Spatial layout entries
:::
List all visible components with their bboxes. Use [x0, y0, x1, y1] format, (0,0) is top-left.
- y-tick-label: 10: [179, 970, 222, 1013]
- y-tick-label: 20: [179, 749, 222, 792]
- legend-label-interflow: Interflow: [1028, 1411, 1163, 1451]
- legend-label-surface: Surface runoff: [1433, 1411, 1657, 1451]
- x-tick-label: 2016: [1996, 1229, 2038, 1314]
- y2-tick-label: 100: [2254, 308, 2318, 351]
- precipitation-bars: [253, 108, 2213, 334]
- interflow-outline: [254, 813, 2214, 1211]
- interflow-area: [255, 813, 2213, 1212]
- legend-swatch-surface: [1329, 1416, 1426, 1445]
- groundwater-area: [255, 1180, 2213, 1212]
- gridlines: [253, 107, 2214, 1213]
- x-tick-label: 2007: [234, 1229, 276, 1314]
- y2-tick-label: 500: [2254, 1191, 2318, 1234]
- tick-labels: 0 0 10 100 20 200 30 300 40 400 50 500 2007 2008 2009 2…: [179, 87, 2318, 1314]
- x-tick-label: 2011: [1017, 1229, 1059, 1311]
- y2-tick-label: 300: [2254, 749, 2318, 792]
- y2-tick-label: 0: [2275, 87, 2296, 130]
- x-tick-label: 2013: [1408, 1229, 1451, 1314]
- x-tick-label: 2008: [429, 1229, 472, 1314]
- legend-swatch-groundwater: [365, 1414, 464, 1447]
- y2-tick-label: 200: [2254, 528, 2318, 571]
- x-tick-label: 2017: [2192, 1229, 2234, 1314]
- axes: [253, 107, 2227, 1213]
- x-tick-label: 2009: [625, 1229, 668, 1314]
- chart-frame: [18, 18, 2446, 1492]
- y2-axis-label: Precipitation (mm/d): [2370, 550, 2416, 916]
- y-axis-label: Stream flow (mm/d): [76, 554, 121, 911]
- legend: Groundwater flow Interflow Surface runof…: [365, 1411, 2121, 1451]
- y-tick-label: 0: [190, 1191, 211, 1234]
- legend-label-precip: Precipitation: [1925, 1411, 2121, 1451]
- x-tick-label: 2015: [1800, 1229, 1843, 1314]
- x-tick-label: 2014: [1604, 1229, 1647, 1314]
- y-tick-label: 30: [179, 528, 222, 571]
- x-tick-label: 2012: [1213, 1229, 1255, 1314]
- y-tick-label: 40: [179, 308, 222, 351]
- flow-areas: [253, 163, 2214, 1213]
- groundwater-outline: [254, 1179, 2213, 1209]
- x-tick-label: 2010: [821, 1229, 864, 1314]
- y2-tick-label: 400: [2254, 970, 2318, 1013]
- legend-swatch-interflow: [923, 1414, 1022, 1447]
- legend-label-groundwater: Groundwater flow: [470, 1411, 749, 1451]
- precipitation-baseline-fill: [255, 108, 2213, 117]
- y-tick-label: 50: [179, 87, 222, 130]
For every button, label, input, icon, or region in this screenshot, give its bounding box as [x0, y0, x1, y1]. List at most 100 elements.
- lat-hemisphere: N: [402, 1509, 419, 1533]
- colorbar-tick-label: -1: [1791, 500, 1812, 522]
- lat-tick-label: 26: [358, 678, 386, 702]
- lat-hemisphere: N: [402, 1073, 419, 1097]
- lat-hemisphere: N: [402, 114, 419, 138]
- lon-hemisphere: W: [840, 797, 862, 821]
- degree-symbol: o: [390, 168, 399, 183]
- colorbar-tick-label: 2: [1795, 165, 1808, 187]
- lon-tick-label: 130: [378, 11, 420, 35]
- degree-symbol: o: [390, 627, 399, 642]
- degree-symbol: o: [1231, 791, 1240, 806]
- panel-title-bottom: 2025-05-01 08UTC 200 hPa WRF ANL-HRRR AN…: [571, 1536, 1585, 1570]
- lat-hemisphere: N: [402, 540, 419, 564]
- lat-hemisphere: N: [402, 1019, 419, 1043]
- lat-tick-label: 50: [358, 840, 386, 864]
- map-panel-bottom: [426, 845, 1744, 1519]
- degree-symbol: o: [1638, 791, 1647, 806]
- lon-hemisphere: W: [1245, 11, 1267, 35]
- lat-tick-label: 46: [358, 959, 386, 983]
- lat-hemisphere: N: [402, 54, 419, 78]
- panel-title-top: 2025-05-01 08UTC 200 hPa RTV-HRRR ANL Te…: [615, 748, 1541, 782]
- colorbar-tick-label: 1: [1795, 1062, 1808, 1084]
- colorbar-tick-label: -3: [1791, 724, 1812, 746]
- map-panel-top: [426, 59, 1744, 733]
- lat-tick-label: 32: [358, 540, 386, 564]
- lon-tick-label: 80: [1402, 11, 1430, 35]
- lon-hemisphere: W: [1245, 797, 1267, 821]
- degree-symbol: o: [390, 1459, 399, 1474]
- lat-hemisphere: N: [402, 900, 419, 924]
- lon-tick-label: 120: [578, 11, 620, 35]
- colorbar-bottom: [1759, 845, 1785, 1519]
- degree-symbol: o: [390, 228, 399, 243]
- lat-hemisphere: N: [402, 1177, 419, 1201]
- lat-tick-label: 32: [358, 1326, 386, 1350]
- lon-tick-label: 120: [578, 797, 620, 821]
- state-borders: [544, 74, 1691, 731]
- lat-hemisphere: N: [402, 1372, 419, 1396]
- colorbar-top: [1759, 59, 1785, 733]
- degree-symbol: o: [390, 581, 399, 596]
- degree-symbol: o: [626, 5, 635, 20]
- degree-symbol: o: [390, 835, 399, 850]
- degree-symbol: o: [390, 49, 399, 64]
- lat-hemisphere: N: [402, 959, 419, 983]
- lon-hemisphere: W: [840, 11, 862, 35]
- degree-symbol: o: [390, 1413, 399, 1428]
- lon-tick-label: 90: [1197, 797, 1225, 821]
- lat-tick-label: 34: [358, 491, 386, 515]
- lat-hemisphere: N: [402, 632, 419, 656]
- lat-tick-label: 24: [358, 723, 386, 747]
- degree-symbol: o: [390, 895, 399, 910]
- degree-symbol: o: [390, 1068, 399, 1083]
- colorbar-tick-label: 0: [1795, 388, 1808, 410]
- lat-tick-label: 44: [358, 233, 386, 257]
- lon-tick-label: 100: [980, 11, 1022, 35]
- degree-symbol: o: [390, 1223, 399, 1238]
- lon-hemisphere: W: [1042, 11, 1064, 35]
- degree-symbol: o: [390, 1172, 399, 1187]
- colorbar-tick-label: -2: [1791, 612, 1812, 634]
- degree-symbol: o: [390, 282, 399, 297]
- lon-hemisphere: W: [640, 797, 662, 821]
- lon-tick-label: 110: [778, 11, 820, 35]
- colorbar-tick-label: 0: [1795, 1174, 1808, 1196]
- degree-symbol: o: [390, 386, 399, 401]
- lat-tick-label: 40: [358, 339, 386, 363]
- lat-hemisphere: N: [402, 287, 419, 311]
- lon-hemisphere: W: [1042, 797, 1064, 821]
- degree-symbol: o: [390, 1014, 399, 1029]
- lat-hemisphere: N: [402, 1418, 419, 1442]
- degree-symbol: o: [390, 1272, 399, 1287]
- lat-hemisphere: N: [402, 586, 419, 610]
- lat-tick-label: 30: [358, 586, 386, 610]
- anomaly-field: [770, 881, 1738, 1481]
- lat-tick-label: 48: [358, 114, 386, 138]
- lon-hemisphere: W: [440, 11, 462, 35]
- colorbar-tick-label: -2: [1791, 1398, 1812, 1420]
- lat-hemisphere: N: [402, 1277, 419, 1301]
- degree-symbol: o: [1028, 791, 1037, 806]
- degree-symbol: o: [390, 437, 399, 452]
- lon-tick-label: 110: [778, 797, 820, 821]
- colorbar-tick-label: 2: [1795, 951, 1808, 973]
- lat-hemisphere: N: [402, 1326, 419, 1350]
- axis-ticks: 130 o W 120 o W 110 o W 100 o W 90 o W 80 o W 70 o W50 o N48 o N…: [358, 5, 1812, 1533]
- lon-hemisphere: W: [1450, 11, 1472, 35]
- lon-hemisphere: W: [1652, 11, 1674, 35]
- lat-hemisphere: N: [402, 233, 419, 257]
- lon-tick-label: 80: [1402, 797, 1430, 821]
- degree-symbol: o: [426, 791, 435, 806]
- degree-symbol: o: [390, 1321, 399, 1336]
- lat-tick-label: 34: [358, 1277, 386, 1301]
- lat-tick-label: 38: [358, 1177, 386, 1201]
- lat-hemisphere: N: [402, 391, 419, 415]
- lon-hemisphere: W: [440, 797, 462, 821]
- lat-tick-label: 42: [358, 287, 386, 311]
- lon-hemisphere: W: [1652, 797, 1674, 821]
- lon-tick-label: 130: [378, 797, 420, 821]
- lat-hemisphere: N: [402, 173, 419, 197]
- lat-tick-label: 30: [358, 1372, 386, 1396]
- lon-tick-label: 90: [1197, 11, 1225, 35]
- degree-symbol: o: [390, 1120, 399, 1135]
:::
### Problem to solve:
Rewrite the records from the first line through the line containing "- x-tick-label: 2008: [429, 1229, 472, 1314]", changing every "y2-tick-label" to "right-axis-tick-label" and leaving everything else as it is.

### Response:
List all visible components with their bboxes. Use [x0, y0, x1, y1] format, (0,0) is top-left.
- y-tick-label: 10: [179, 970, 222, 1013]
- y-tick-label: 20: [179, 749, 222, 792]
- legend-label-interflow: Interflow: [1028, 1411, 1163, 1451]
- legend-label-surface: Surface runoff: [1433, 1411, 1657, 1451]
- x-tick-label: 2016: [1996, 1229, 2038, 1314]
- right-axis-tick-label: 100: [2254, 308, 2318, 351]
- precipitation-bars: [253, 108, 2213, 334]
- interflow-outline: [254, 813, 2214, 1211]
- interflow-area: [255, 813, 2213, 1212]
- legend-swatch-surface: [1329, 1416, 1426, 1445]
- groundwater-area: [255, 1180, 2213, 1212]
- gridlines: [253, 107, 2214, 1213]
- x-tick-label: 2007: [234, 1229, 276, 1314]
- right-axis-tick-label: 500: [2254, 1191, 2318, 1234]
- tick-labels: 0 0 10 100 20 200 30 300 40 400 50 500 2007 2008 2009 2…: [179, 87, 2318, 1314]
- x-tick-label: 2011: [1017, 1229, 1059, 1311]
- right-axis-tick-label: 300: [2254, 749, 2318, 792]
- right-axis-tick-label: 0: [2275, 87, 2296, 130]
- x-tick-label: 2013: [1408, 1229, 1451, 1314]
- x-tick-label: 2008: [429, 1229, 472, 1314]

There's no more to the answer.